AIM OF THE TASK.
Check each line of the listing, and copy it if it contains the word "عطيتني".

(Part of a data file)
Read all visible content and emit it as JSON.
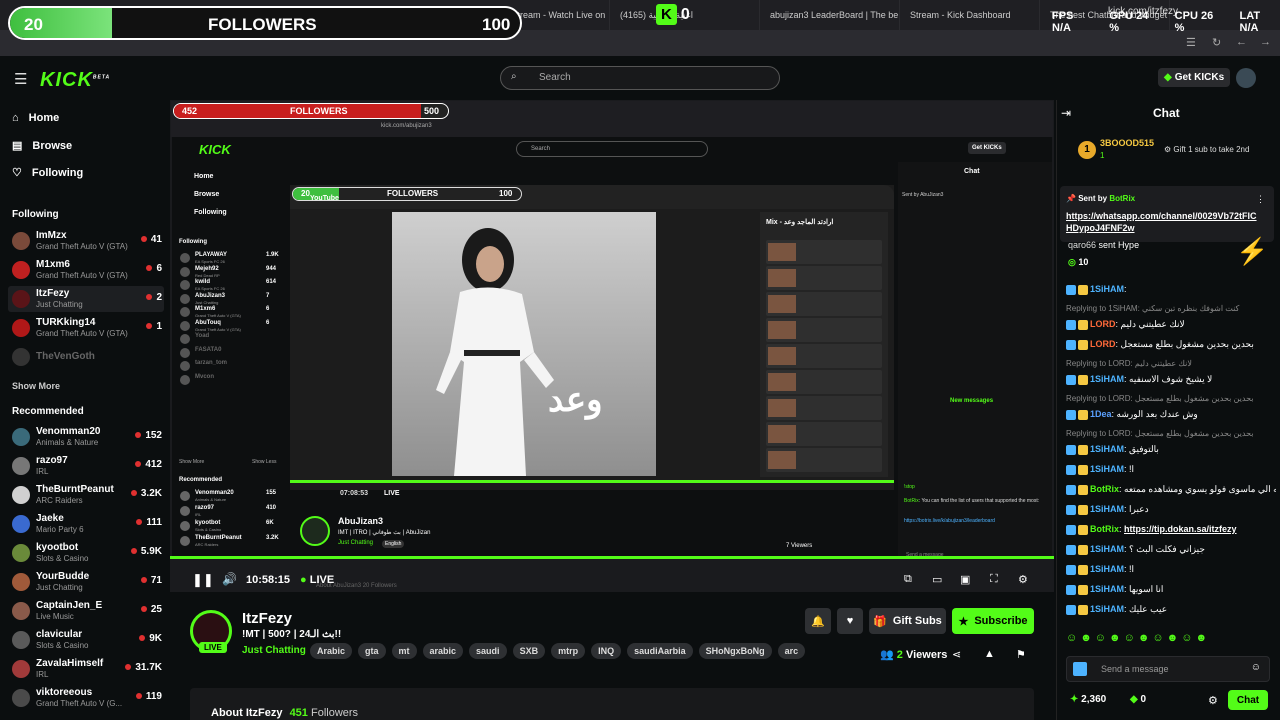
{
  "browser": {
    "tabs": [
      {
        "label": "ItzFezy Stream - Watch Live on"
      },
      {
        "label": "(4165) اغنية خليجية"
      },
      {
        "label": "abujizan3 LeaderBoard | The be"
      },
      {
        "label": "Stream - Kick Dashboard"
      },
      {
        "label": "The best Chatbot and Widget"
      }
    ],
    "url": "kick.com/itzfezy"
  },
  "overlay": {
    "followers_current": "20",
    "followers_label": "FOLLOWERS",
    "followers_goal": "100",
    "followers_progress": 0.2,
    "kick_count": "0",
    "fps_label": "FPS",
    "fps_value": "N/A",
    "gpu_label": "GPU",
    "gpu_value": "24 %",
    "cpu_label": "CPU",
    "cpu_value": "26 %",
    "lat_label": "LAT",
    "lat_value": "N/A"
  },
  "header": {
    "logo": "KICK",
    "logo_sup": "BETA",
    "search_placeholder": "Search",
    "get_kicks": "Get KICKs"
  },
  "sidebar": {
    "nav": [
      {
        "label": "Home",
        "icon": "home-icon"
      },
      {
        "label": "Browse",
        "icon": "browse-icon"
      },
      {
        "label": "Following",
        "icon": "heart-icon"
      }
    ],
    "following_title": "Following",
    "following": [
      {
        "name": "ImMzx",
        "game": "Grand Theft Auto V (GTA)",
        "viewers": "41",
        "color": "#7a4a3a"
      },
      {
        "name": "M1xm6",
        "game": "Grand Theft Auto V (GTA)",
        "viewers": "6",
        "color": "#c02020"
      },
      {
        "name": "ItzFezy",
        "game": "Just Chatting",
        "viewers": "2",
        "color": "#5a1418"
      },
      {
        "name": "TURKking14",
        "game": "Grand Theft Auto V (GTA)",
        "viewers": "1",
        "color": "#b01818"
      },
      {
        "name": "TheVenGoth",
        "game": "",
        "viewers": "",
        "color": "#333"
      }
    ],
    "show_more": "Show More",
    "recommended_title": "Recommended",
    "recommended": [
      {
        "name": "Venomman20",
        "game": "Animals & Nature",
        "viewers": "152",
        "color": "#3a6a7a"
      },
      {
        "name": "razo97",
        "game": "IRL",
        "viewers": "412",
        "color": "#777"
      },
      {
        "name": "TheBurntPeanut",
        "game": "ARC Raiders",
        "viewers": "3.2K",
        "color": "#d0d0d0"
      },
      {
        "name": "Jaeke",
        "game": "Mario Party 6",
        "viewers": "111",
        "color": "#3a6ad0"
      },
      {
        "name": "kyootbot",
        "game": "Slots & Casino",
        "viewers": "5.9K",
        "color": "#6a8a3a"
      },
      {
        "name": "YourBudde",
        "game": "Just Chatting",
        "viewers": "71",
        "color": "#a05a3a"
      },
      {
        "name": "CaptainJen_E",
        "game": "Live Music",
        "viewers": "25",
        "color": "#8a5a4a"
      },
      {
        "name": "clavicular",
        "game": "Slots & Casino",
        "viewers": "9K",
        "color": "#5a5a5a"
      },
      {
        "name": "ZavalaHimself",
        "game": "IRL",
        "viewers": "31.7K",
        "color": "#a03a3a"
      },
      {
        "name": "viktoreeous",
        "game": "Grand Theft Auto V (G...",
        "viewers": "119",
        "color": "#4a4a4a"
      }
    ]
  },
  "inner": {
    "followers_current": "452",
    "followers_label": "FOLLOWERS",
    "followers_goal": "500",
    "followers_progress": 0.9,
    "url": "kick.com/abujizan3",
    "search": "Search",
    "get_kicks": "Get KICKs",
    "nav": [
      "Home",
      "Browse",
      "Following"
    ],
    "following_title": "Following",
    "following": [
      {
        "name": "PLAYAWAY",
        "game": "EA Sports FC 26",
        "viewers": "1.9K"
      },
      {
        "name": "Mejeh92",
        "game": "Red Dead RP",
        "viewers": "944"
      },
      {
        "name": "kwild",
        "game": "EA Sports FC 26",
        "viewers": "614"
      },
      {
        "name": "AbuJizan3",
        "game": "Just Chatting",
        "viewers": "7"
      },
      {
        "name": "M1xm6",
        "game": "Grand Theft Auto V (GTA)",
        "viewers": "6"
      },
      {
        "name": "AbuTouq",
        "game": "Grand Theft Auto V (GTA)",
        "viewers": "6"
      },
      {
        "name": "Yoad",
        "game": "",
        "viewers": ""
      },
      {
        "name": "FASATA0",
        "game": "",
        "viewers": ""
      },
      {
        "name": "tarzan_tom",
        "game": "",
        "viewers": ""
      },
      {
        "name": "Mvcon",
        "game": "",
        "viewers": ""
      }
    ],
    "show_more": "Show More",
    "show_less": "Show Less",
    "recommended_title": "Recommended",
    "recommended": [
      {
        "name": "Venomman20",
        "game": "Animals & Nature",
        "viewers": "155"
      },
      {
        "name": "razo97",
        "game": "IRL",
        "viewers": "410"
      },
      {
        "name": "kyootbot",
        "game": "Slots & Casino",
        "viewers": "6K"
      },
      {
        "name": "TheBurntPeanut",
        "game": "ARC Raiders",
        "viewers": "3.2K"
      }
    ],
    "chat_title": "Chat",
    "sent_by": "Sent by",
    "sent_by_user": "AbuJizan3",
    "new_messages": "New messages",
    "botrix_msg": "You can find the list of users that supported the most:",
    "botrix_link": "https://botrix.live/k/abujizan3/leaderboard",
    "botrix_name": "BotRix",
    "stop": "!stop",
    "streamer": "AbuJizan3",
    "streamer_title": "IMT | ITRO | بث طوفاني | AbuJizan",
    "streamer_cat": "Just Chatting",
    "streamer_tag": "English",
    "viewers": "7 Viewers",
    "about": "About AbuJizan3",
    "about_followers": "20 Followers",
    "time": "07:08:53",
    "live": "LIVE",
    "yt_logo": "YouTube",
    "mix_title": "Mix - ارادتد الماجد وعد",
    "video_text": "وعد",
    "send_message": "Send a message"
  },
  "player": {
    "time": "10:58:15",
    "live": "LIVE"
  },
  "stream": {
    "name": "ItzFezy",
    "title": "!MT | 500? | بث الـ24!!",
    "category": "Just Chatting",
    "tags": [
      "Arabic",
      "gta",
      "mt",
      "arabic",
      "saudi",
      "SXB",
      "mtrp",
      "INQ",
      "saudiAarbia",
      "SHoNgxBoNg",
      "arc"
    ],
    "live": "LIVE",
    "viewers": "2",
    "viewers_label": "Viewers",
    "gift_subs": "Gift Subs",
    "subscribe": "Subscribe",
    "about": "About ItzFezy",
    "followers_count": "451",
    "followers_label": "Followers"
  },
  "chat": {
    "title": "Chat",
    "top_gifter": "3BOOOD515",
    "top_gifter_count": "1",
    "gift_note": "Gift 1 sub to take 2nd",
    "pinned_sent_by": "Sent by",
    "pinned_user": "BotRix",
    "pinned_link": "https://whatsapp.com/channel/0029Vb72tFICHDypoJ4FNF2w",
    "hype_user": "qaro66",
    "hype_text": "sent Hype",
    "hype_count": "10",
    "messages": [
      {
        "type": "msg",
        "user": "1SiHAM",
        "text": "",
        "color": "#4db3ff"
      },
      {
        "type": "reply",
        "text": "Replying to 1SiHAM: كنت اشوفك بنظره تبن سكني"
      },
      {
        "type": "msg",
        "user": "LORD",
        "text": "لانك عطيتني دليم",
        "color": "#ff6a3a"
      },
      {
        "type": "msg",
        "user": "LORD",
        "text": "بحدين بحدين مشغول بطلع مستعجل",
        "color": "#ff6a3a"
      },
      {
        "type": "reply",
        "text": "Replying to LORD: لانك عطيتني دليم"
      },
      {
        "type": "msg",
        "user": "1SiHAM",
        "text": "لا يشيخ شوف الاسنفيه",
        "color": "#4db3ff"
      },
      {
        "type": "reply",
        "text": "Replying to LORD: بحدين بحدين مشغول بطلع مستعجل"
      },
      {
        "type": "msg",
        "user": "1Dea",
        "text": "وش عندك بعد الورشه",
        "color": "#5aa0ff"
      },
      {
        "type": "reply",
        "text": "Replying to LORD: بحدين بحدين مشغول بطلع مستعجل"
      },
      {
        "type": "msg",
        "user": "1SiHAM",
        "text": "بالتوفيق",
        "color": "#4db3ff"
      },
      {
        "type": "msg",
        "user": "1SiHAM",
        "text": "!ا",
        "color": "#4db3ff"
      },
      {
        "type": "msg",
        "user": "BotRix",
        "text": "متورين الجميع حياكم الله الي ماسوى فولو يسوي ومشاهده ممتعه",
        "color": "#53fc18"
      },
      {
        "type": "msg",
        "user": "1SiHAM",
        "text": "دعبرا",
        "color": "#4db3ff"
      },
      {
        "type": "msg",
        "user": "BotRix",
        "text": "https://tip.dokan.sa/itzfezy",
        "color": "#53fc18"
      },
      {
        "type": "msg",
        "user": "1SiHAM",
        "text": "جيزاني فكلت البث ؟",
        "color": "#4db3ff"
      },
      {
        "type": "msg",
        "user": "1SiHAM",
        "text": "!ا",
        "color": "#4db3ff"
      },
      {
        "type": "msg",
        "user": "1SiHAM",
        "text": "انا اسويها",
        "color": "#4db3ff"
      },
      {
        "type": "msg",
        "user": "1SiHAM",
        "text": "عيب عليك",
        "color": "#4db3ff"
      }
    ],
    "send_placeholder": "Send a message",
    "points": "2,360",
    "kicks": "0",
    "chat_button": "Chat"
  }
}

ANSWER FOR THIS EXERCISE.
        "text": "لانك عطيتني دليم",
        "text": "Replying to LORD: لانك عطيتني دليم"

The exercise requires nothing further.